[Recorded data]
-- begin --

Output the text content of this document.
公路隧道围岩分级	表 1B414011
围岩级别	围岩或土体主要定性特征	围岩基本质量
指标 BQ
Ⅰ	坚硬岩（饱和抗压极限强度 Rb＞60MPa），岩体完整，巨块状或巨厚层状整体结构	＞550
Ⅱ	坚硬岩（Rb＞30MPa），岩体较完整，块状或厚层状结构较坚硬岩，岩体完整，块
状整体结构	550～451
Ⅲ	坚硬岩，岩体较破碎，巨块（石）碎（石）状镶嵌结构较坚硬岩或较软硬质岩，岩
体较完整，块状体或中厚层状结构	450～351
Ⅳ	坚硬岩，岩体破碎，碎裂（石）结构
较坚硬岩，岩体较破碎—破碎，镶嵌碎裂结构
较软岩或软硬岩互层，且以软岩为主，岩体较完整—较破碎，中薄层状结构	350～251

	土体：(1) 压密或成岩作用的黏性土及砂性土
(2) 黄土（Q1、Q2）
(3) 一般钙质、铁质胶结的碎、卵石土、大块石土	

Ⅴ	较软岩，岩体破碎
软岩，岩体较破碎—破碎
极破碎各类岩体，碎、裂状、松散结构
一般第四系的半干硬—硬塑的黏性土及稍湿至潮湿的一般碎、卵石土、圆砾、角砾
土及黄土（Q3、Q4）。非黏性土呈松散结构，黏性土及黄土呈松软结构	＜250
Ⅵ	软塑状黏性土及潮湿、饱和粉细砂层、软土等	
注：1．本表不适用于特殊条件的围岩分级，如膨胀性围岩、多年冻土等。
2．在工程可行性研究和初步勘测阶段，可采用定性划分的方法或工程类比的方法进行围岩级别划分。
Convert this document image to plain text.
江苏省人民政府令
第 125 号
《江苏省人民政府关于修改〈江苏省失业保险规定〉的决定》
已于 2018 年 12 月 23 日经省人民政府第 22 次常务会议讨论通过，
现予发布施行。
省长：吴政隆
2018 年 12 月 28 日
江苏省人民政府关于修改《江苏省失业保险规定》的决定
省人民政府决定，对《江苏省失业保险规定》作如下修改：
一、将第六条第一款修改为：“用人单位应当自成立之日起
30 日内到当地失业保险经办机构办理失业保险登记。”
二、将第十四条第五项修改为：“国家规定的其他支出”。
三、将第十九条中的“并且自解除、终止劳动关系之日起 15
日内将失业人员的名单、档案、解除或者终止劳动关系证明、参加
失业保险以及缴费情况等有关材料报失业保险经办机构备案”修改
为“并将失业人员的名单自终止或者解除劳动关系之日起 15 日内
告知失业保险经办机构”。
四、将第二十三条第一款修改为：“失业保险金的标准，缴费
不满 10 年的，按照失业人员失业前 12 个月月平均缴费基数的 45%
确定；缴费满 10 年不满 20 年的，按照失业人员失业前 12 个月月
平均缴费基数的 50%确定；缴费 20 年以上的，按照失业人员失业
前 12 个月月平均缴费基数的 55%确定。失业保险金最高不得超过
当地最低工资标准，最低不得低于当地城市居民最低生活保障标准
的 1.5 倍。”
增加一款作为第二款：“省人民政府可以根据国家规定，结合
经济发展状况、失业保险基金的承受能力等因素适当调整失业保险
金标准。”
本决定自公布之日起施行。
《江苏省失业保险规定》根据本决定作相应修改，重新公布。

-- end --

Collect each line containing the string "document".

Output the text content of this document.
Convert this document image to plain text.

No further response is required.